Partito di Alternativa Comunista

Oppressione di genere: il vero nemico è il patriarcato?

Oppressione di genere: il vero nemico è il patriarcato?

 

 

 

di Laura Sguazzabia

 

 

 

Pubblichiamo qui la versione italiana di un articolo di Laura Sguazzabia scritto per lo speciale della Lit-Quarta Internazionale sull’8 marzo.

 

In Italia ogni due giorni una donna è vittima di femminicidio e sono tragicamente in aumento violenze, maltrattamenti e atti persecutori nei confronti delle donne, con un abbassamento dell’età di vittime e carnefici. La necessità di trovare risposte è diventata urgente e per questo da qualche mese si è riaperto il dibattito sul patriarcato, in un modo insolito ma purtroppo con le stesse identiche conclusioni.

 

Le premesse

Il 26 ottobre 2023 è uscito nelle sale cinematografiche italiane il film C’è ancora domani, opera prima alla regia di Paola Cortellesi, attrice molto nota in Italia. Oltre a rivelarsi campione di incassi, è diventato un caso mediatico perché raccontato e percepito come una sorta di doppio documentario sul patriarcato dell’Italia di ieri e sull’Italia di oggi. Presentato dalla stessa autrice come tentativo di dare voce a donne che «si consideravano delle nullità», il film, ambientato nella Roma del secondo dopoguerra, racconta la storia di una proletaria - vittima della violenza di un marito padrone e delle angherie del suocero - che concilia la cura della famiglia con lavori precari e mal retribuiti. L’arrivo di una misteriosa lettera (il cui contenuto è taciuto allo spettatore) è l’evento scatenante verso un finale in cui, secondo la stessa regista e co-sceneggiatrice, starebbe il significato attuale della storia: la lettera si rivela essere la tessera elettorale per la prima votazione cui le donne italiane furono chiamate nel giugno 1946.
Il 20 novembre 2023 sulle colonne di un quotidiano italiano viene pubblicata la lettera di Elena Cecchettin (sorella di Giulia, ventiduenne vittima di femminicidio per mano dell’ex fidanzato) che tenta così di elaborare il proprio dolore e perché quanto successo alla sorella non sia vano. Rispetto all’assassino della sorella scrive: «Viene spesso definito come mostro, invece mostro non è. Un mostro è un’eccezione, una persona esterna alla società, una persona della quale la società non deve prendersi la responsabilità. E invece la responsabilità c’è. I mostri non sono malati, sono figli sani del patriarcato, della cultura dello stupro». Cita la frase «non tutti gli uomini», che ribadisce la necessità di non generalizzare quando si parla di femminicidi, per specificare però che «tutti gli uomini no, ma sono sempre uomini. Nessun uomo è buono se non fa nulla per smantellare la società che li privilegia tanto», suggerendo la necessità, oggi più che mai, di educare.
☆ ☆ ☆ ☆
◆ **Consegna dell'esercizio A**:
Rispondi alle seguenti domande in base al brano.
(i) Con quale frequenza, in Italia, una donna è vittima di femminicidio?
(ii) In che data è uscito nelle sale italiane il film C'è ancora domani?
(iii) Che cosa si rivela essere la lettera nel finale del film?
◆ **Consegna dell'esercizio B**: Cita parola per parola il passo del brano che va da "In Italia ogni" fino a "stesse identiche conclusioni.".

◆ **Dati forniti**:
☆ ☆ ☆ ☆
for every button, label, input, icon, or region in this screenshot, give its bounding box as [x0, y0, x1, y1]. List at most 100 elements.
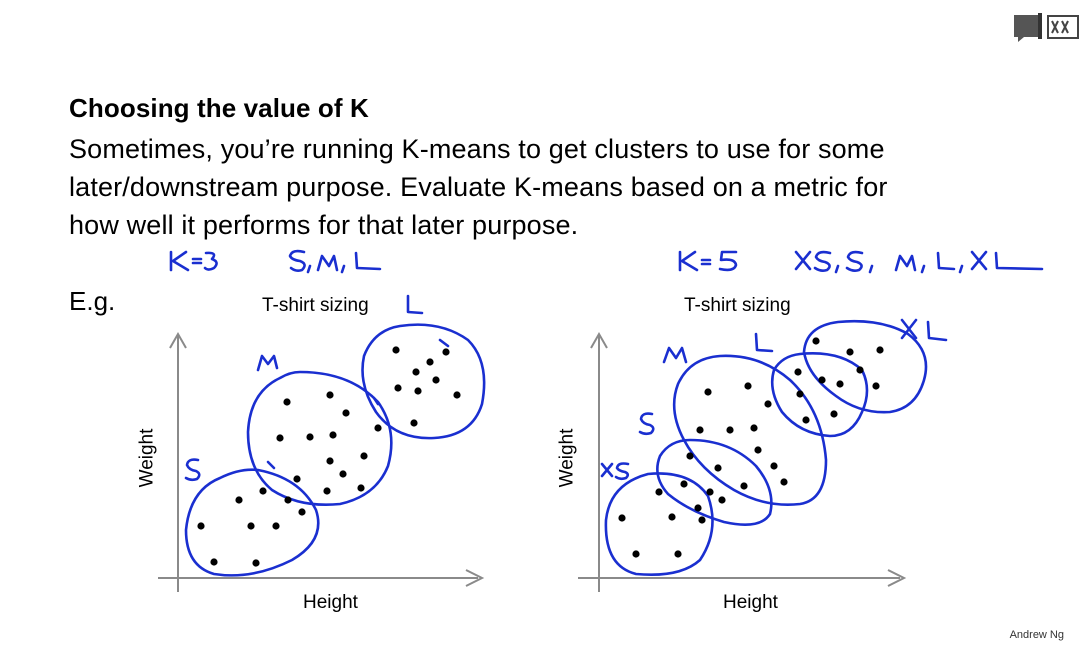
data-point	[770, 462, 778, 470]
data-point	[259, 487, 267, 495]
data-point	[750, 424, 758, 432]
annotation-k3	[169, 250, 218, 272]
data-point	[780, 478, 788, 486]
data-point	[796, 390, 804, 398]
data-point	[680, 480, 688, 488]
cluster-outline-L	[361, 323, 486, 440]
plot-title-right: T-shirt sizing	[684, 295, 791, 316]
slide-body: Sometimes, you’re running K-means to get…	[69, 130, 1029, 244]
data-point	[872, 382, 880, 390]
data-point	[686, 452, 694, 460]
data-point	[247, 522, 255, 530]
annotation-xs-s-m-l-xl	[794, 250, 1044, 274]
data-point	[718, 496, 726, 504]
cluster-label-L-left	[406, 294, 424, 315]
plot-xlabel-left: Height	[303, 592, 358, 613]
slide-title: Choosing the value of K	[69, 93, 369, 123]
notes-icon[interactable]	[1014, 13, 1042, 42]
left-axes	[158, 331, 485, 592]
data-point	[876, 346, 884, 354]
data-point	[744, 382, 752, 390]
cluster-tick	[266, 460, 276, 470]
body-line: how well it performs for that later purp…	[69, 210, 579, 240]
example-label: E.g.	[69, 286, 116, 316]
data-point	[306, 433, 314, 441]
data-point	[426, 358, 434, 366]
cluster-tick	[372, 396, 380, 406]
subtitles-icon[interactable]	[1047, 15, 1079, 39]
data-point	[432, 376, 440, 384]
data-point	[412, 368, 420, 376]
data-point	[818, 376, 826, 384]
data-point	[284, 496, 292, 504]
annotation-k5	[678, 250, 738, 272]
cluster-outline-XL	[802, 319, 928, 414]
cluster-outline-S	[184, 468, 320, 577]
data-point	[754, 446, 762, 454]
player-controls	[1010, 10, 1080, 44]
body-line: Sometimes, you’re running K-means to get…	[69, 134, 885, 164]
data-point	[696, 426, 704, 434]
cluster-label-S-right	[638, 412, 655, 436]
cluster-label-XS	[600, 462, 630, 481]
data-point	[414, 387, 422, 395]
data-point	[394, 384, 402, 392]
cluster-outline-S-right	[656, 438, 773, 526]
cluster-label-XL	[900, 318, 948, 342]
right-axes	[578, 331, 907, 592]
data-point	[326, 457, 334, 465]
data-point	[706, 488, 714, 496]
data-point	[698, 516, 706, 524]
data-point	[830, 410, 838, 418]
data-point	[836, 380, 844, 388]
cluster-label-M-left	[256, 354, 279, 372]
data-point	[740, 482, 748, 490]
data-point	[392, 346, 400, 354]
data-point	[726, 426, 734, 434]
plot-xlabel-right: Height	[723, 592, 778, 613]
data-point	[276, 434, 284, 442]
data-point	[210, 558, 218, 566]
author-credit: Andrew Ng	[1009, 629, 1064, 641]
data-point	[339, 470, 347, 478]
data-point	[794, 368, 802, 376]
data-point	[252, 559, 260, 567]
data-point	[235, 496, 243, 504]
data-point	[360, 452, 368, 460]
plot-title-left: T-shirt sizing	[262, 295, 369, 316]
data-point	[410, 419, 418, 427]
cluster-outline-M-right	[672, 354, 828, 506]
data-point	[293, 475, 301, 483]
data-point	[674, 550, 682, 558]
data-point	[618, 514, 626, 522]
data-point	[323, 487, 331, 495]
data-point	[704, 388, 712, 396]
data-point	[442, 348, 450, 356]
data-point	[846, 348, 854, 356]
data-point	[357, 484, 365, 492]
data-point	[856, 366, 864, 374]
data-point	[197, 522, 205, 530]
data-point	[632, 550, 640, 558]
data-point	[764, 400, 772, 408]
cluster-tick	[438, 338, 450, 348]
data-point	[342, 409, 350, 417]
data-point	[326, 391, 334, 399]
data-point	[374, 424, 382, 432]
data-point	[272, 522, 280, 530]
data-point	[714, 464, 722, 472]
cluster-outline-XS	[604, 472, 714, 576]
data-point	[694, 504, 702, 512]
data-point	[298, 508, 306, 516]
cluster-label-M-right	[662, 346, 688, 364]
data-point	[453, 391, 461, 399]
data-point	[802, 416, 810, 424]
data-point	[329, 431, 337, 439]
data-points-left	[197, 346, 461, 567]
data-point	[283, 398, 291, 406]
data-point	[668, 513, 676, 521]
cluster-outline-M	[246, 370, 393, 506]
cluster-label-L-right	[754, 332, 774, 353]
body-line: later/downstream purpose. Evaluate K-mea…	[69, 172, 888, 202]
☆ ☆ ☆ ☆
◆ **Svolgimento A**:
(i) Ogni due giorni.
(ii) Il 26 ottobre 2023.
(iii) La tessera elettorale per la prima votazione a cui le donne italiane furono chiamate nel giugno 1946.

◆ **Svolgimento B**:
In Italia ogni due giorni una donna è vittima di femminicidio e sono tragicamente in aumento violenze, maltrattamenti e atti persecutori nei confronti delle donne, con un abbassamento dell’età di vittime e carnefici. La necessità di trovare risposte è diventata urgente e per questo da qualche mese si è riaperto il dibattito sul patriarcato, in un modo insolito ma purtroppo con le stesse identiche conclusioni.